— THE TASK —
Below are the records. List every line holding the word "permutations".

— RAW DATA —

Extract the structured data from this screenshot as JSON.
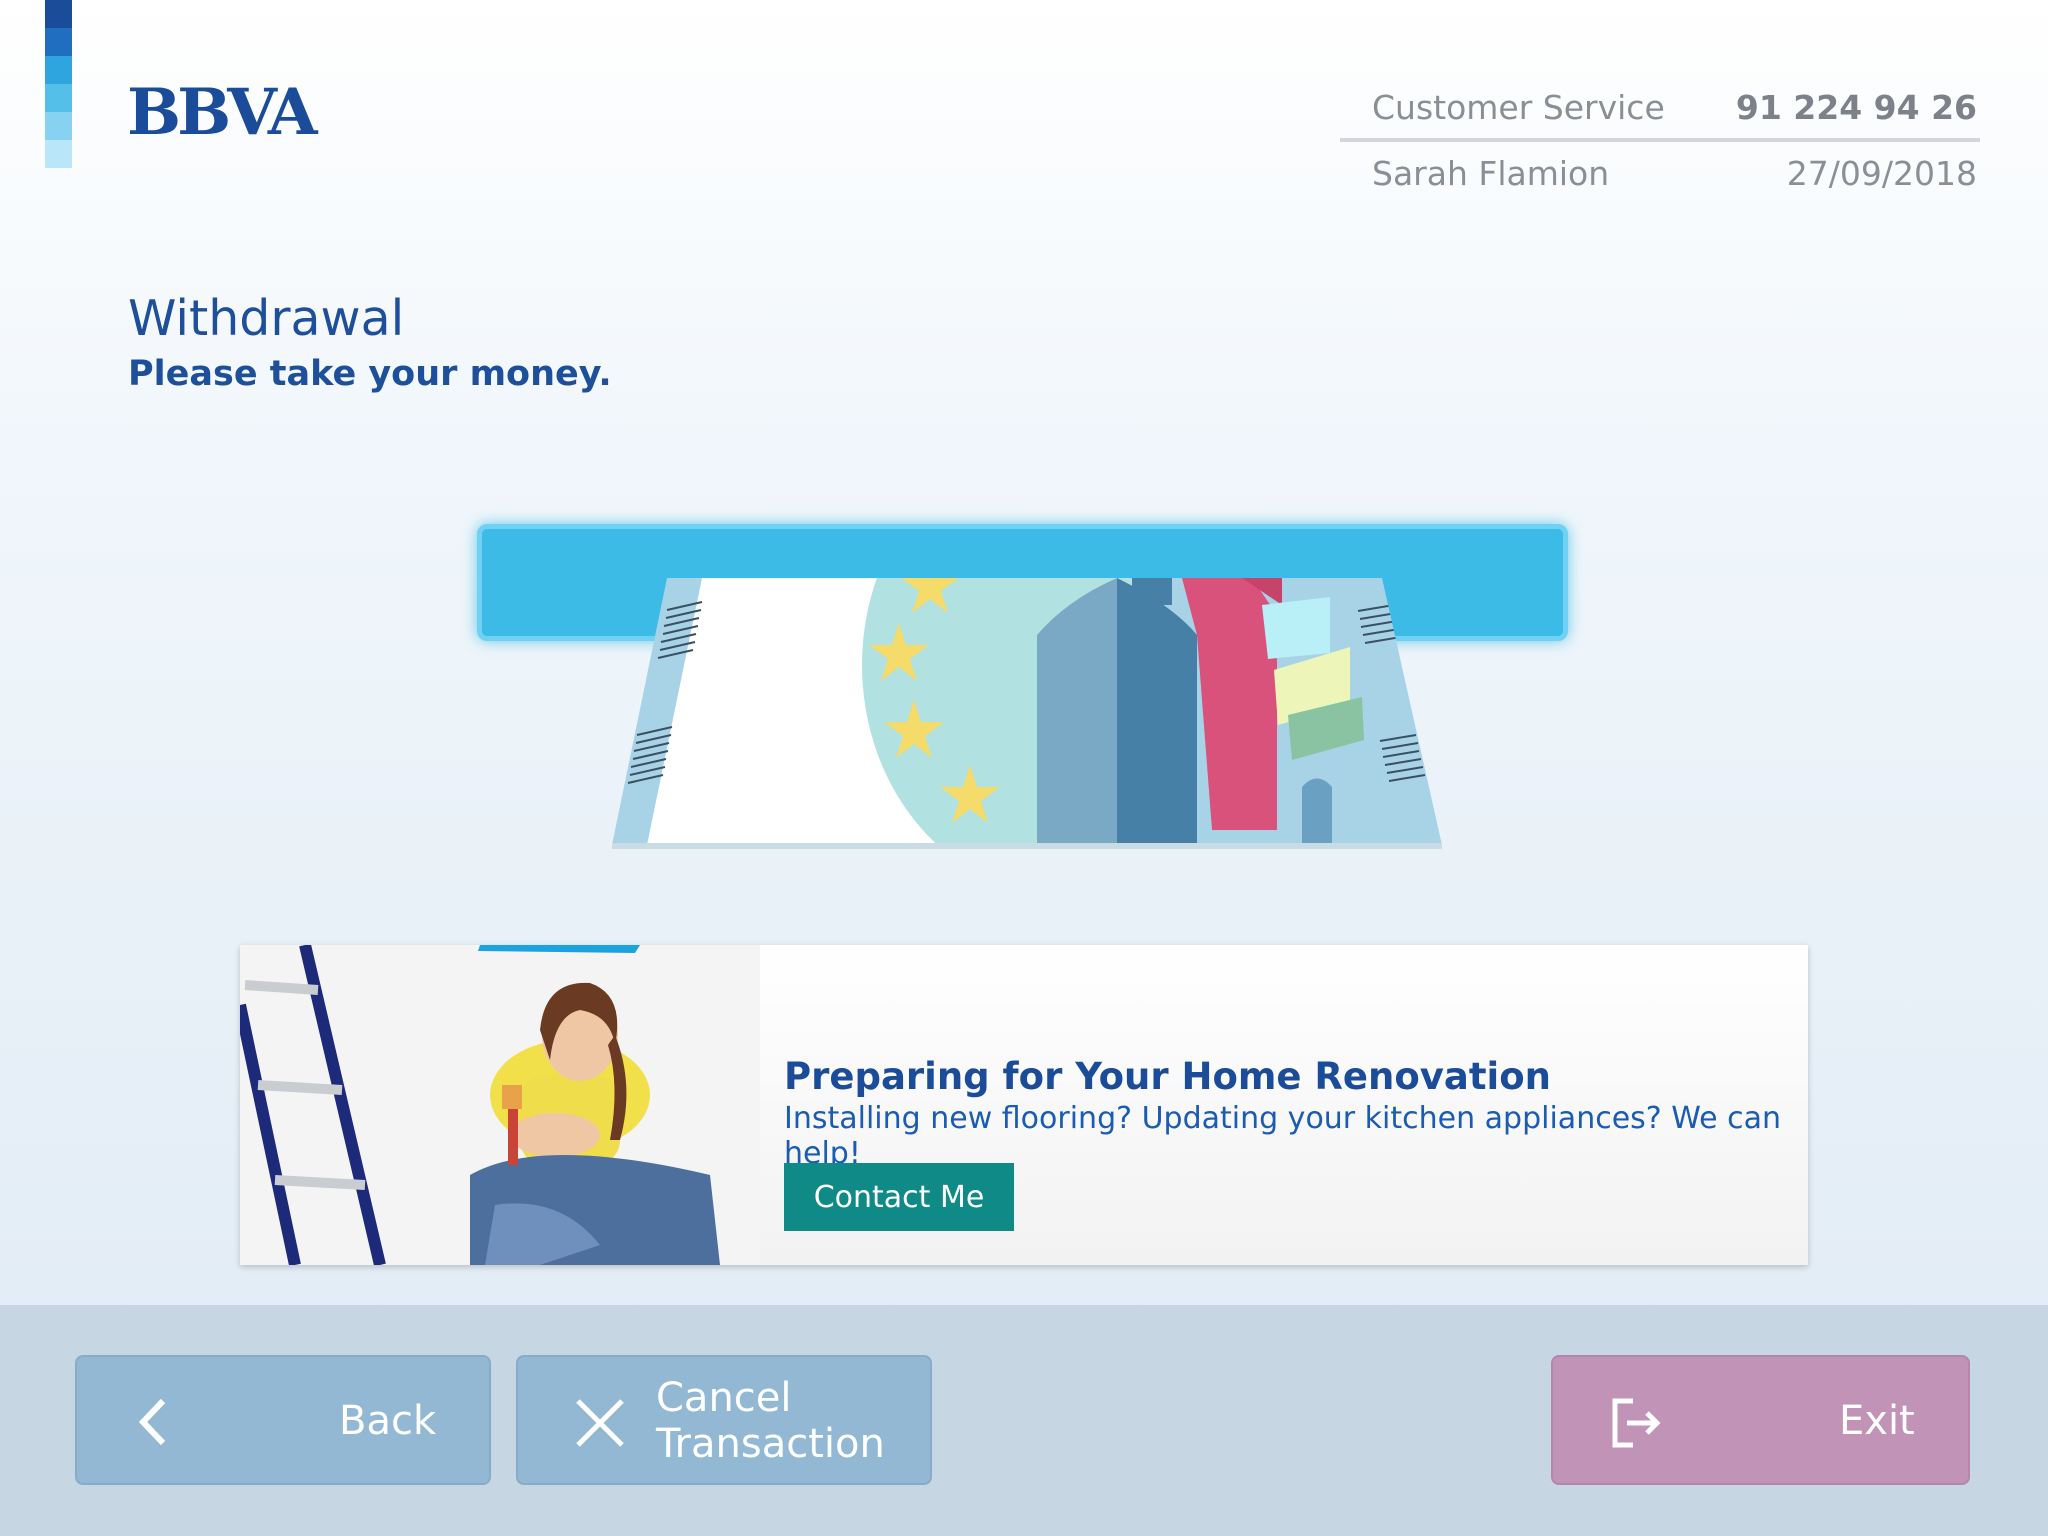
{
  "brand": {
    "logo_text": "BBVA",
    "bar_colors": [
      "#1a4c9a",
      "#1f6ec0",
      "#2fa5e0",
      "#54bfe8",
      "#86d2f0",
      "#b9e6f8"
    ]
  },
  "header": {
    "customer_service_label": "Customer Service",
    "customer_service_phone": "91 224 94 26",
    "user_name": "Sarah Flamion",
    "date": "27/09/2018"
  },
  "main": {
    "title": "Withdrawal",
    "subtitle": "Please take your money."
  },
  "ad": {
    "title": "Preparing for Your Home Renovation",
    "text": "Installing new flooring? Updating your kitchen appliances? We can help!",
    "button_label": "Contact Me"
  },
  "footer": {
    "back_label": "Back",
    "cancel_label_line1": "Cancel",
    "cancel_label_line2": "Transaction",
    "exit_label": "Exit"
  },
  "colors": {
    "brand_blue": "#1a4c9a",
    "slot_blue": "#3bbbe6",
    "ad_button": "#0f8a87",
    "footer_button_blue": "#93b8d4",
    "footer_button_pink": "#c193b7"
  }
}
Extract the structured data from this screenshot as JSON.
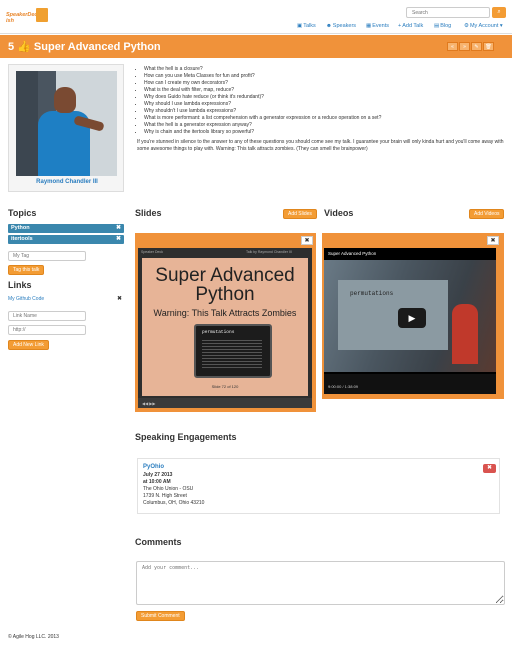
{
  "header": {
    "logo_text": "SpeakerDeck-ish",
    "search_placeholder": "Search",
    "search_icon": "magnifier-icon",
    "nav": [
      {
        "label": "Talks",
        "icon": "comments-icon"
      },
      {
        "label": "Speakers",
        "icon": "users-icon"
      },
      {
        "label": "Events",
        "icon": "calendar-icon"
      },
      {
        "label": "Add Talk",
        "icon": "plus-icon"
      },
      {
        "label": "Blog",
        "icon": "book-icon"
      },
      {
        "label": "My Account",
        "icon": "gear-icon"
      }
    ]
  },
  "title": {
    "text": "5 👍 Super Advanced Python",
    "actions": [
      "«",
      "»",
      "✎",
      "🗑"
    ]
  },
  "speaker": {
    "name": "Raymond Chandler III"
  },
  "abstract": {
    "bullets": [
      "What the hell is a closure?",
      "How can you use Meta Classes for fun and profit?",
      "How can I create my own decorators?",
      "What is the deal with filter, map, reduce?",
      "Why does Guido hate reduce (or think it's redundant)?",
      "Why should I use lambda expressions?",
      "Why shouldn't I use lambda expressions?",
      "What is more performant: a list comprehension with a generator expression or a reduce operation on a set?",
      "What the hell is a generator expression anyway?",
      "Why is chain and the itertools library so powerful?"
    ],
    "paragraph": "If you're stunned in silence to the answer to any of these questions you should come see my talk. I guarantee your brain will only kinda hurt and you'll come away with some awesome things to play with. Warning: This talk attracts zombies. (They can smell the brainpower)"
  },
  "topics": {
    "heading": "Topics",
    "items": [
      "Python",
      "itertools"
    ],
    "tag_placeholder": "My Tag",
    "tag_button": "Tag this talk"
  },
  "links": {
    "heading": "Links",
    "items": [
      "My Github Code"
    ],
    "name_placeholder": "Link Name",
    "url_placeholder": "http://",
    "add_button": "Add New Link"
  },
  "slides": {
    "heading": "Slides",
    "add_button": "Add Slides",
    "provider": "Speaker Deck",
    "by_text": "Talk by Raymond Chandler III",
    "slide_title": "Super Advanced Python",
    "slide_subtitle": "Warning: This Talk Attracts Zombies",
    "terminal_text": "permutations",
    "counter": "Slide 72 of 120"
  },
  "videos": {
    "heading": "Videos",
    "add_button": "Add Videos",
    "video_title": "Super Advanced Python",
    "screen_text": "permutations",
    "time": "9:00:00 / 1:38:09"
  },
  "engagements": {
    "heading": "Speaking Engagements",
    "items": [
      {
        "event": "PyOhio",
        "date": "July 27 2013",
        "time": "at 10:00 AM",
        "venue": "The Ohio Union - OSU",
        "street": "1739 N. High Street",
        "city": "Columbus, OH, Ohio 43210"
      }
    ]
  },
  "comments": {
    "heading": "Comments",
    "placeholder": "Add your comment...",
    "submit": "Submit Comment"
  },
  "footer": "© Agile Hog LLC. 2013",
  "colors": {
    "accent": "#f0923a",
    "link": "#2a7dbf",
    "tag": "#3a87ad",
    "danger": "#d9534f"
  }
}
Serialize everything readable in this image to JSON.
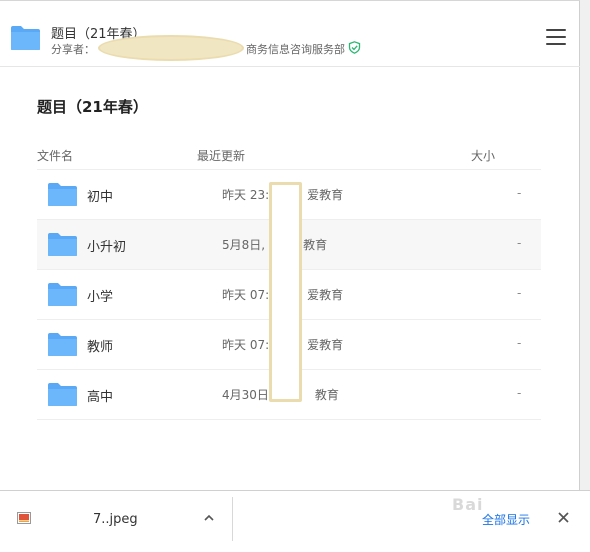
{
  "header": {
    "title": "题目（21年春）",
    "sharer_label": "分享者：",
    "sharer_suffix": "商务信息咨询服务部",
    "menu_icon": "hamburger-icon"
  },
  "main": {
    "title": "题目（21年春）",
    "columns": {
      "name": "文件名",
      "updated": "最近更新",
      "size": "大小"
    },
    "rows": [
      {
        "name": "初中",
        "updated": "昨天 23:",
        "updated_tail": "爱教育",
        "size": "-"
      },
      {
        "name": "小升初",
        "updated": "5月8日,",
        "updated_tail": "教育",
        "size": "-"
      },
      {
        "name": "小学",
        "updated": "昨天 07:",
        "updated_tail": "爱教育",
        "size": "-"
      },
      {
        "name": "教师",
        "updated": "昨天 07:",
        "updated_tail": "爱教育",
        "size": "-"
      },
      {
        "name": "高中",
        "updated": "4月30日",
        "updated_tail": "教育",
        "size": "-"
      }
    ]
  },
  "download_bar": {
    "file_name": "7..jpeg",
    "show_all": "全部显示"
  },
  "colors": {
    "folder": "#5aa9f7",
    "link": "#1a73e8",
    "verified": "#2bb673"
  }
}
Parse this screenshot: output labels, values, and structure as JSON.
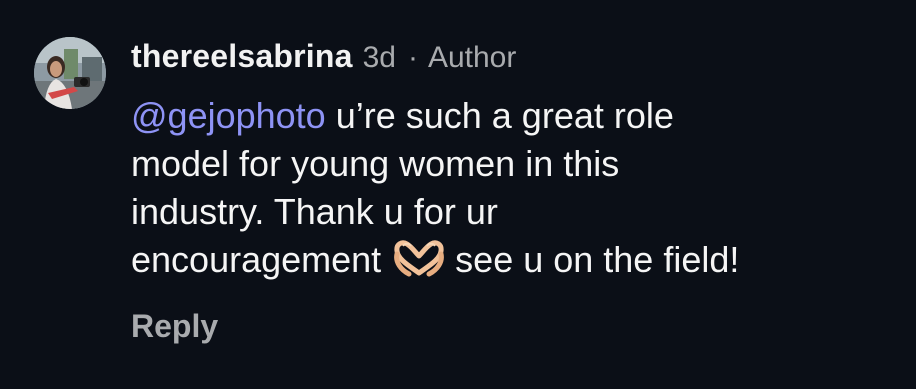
{
  "comment": {
    "username": "thereelsabrina",
    "time": "3d",
    "separator": "·",
    "role": "Author",
    "mention": "@gejophoto",
    "text_line1_after_mention": " u’re such a great role",
    "text_line2": "model for young women in this",
    "text_line3": "industry. Thank u for ur",
    "text_line4_before_emoji": "encouragement",
    "emoji": "heart-hands-emoji",
    "text_line4_after_emoji": "see u on the field!",
    "reply_label": "Reply"
  },
  "colors": {
    "background": "#0b0f17",
    "mention": "#8e93f5",
    "secondary_text": "#a9abae",
    "primary_text": "#f5f5f5"
  }
}
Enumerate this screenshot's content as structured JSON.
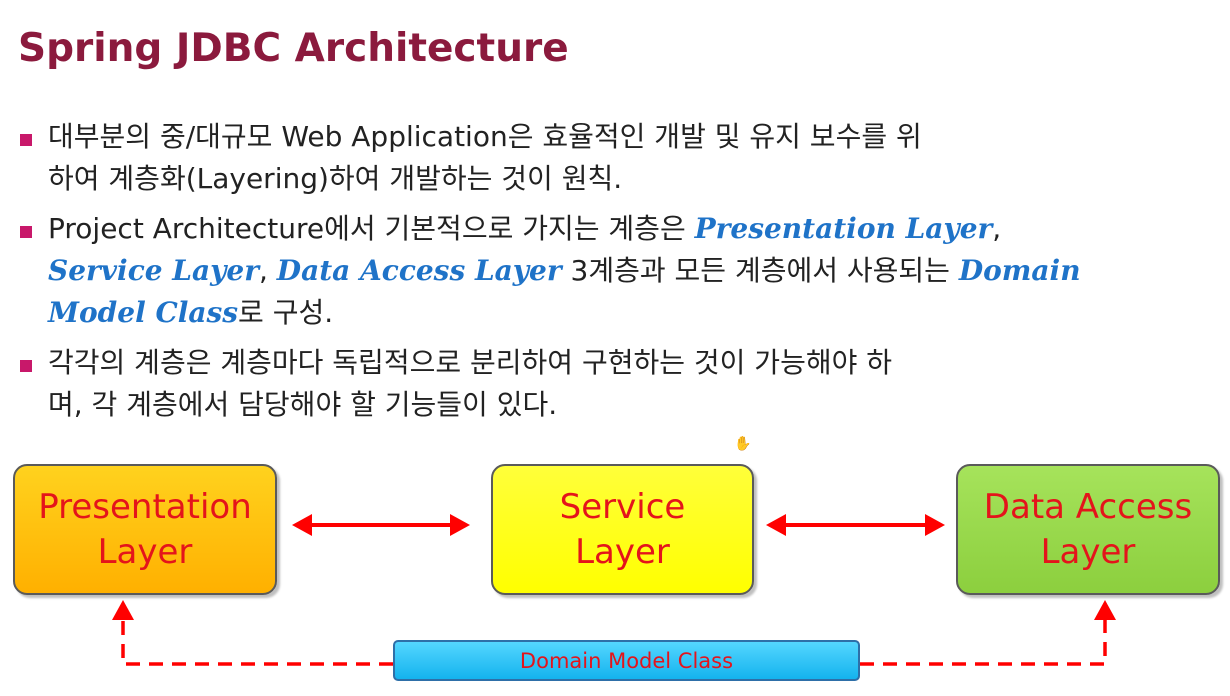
{
  "title": "Spring JDBC Architecture",
  "bullets": [
    {
      "line1": "대부분의 중/대규모 Web Application은 효율적인 개발 및 유지 보수를 위",
      "line2": "하여 계층화(Layering)하여 개발하는 것이 원칙."
    },
    {
      "part1": "Project Architecture에서 기본적으로 가지는 계층은 ",
      "em1": "Presentation Layer",
      "part2": ",",
      "em2": "Service Layer",
      "part3": ", ",
      "em3": "Data Access Layer",
      "part4": " 3계층과 모든 계층에서 사용되는 ",
      "em4a": "Domain",
      "em4b": "Model Class",
      "part5": "로 구성."
    },
    {
      "line1": "각각의 계층은 계층마다 독립적으로 분리하여 구현하는 것이 가능해야 하",
      "line2": "며, 각 계층에서 담당해야 할 기능들이 있다."
    }
  ],
  "diagram": {
    "presentation": {
      "line1": "Presentation",
      "line2": "Layer"
    },
    "service": {
      "line1": "Service",
      "line2": "Layer"
    },
    "data_access": {
      "line1": "Data Access",
      "line2": "Layer"
    },
    "domain": "Domain Model Class"
  },
  "colors": {
    "title": "#8b1a3d",
    "bullet_marker": "#c8186a",
    "emphasis": "#1f73c8",
    "arrow": "#ff0000",
    "layer_text": "#e4141b"
  }
}
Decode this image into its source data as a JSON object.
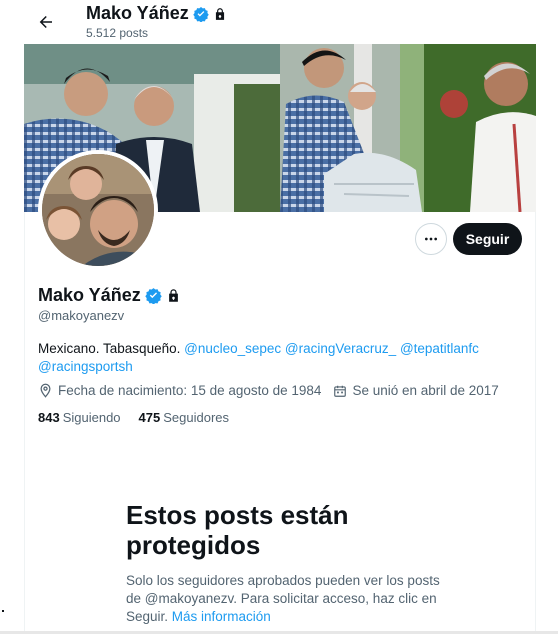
{
  "header": {
    "display_name": "Mako Yáñez",
    "posts_count": "5.512 posts"
  },
  "profile": {
    "display_name": "Mako Yáñez",
    "handle": "@makoyanezv",
    "bio_text": "Mexicano. Tabasqueño. ",
    "bio_mentions": [
      "@nucleo_sepec",
      "@racingVeracruz_",
      "@tepatitlanfc",
      "@racingsportsh"
    ],
    "birth": "Fecha de nacimiento: 15 de agosto de 1984",
    "joined": "Se unió en abril de 2017",
    "following_count": "843",
    "following_label": "Siguiendo",
    "followers_count": "475",
    "followers_label": "Seguidores"
  },
  "actions": {
    "follow_label": "Seguir"
  },
  "protected": {
    "title": "Estos posts están protegidos",
    "body": "Solo los seguidores aprobados pueden ver los posts de @makoyanezv. Para solicitar acceso, haz clic en Seguir. ",
    "link": "Más información"
  },
  "colors": {
    "accent": "#1d9bf0",
    "text": "#0f1419",
    "muted": "#536471",
    "button_dark": "#0f1419"
  },
  "icons": [
    "back-arrow-icon",
    "verified-badge-icon",
    "lock-icon",
    "more-icon",
    "location-icon",
    "calendar-icon"
  ]
}
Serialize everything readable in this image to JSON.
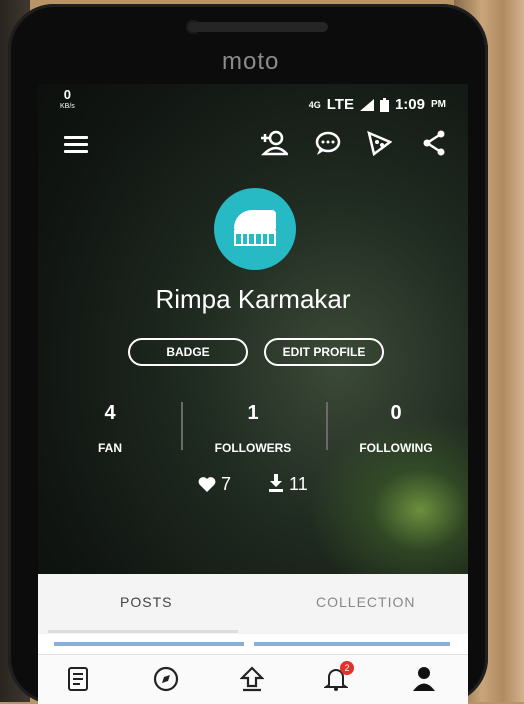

— RESULT FOR THIS TASK —
    "terminal_text": "permutations",
    "screen_text": "permutations",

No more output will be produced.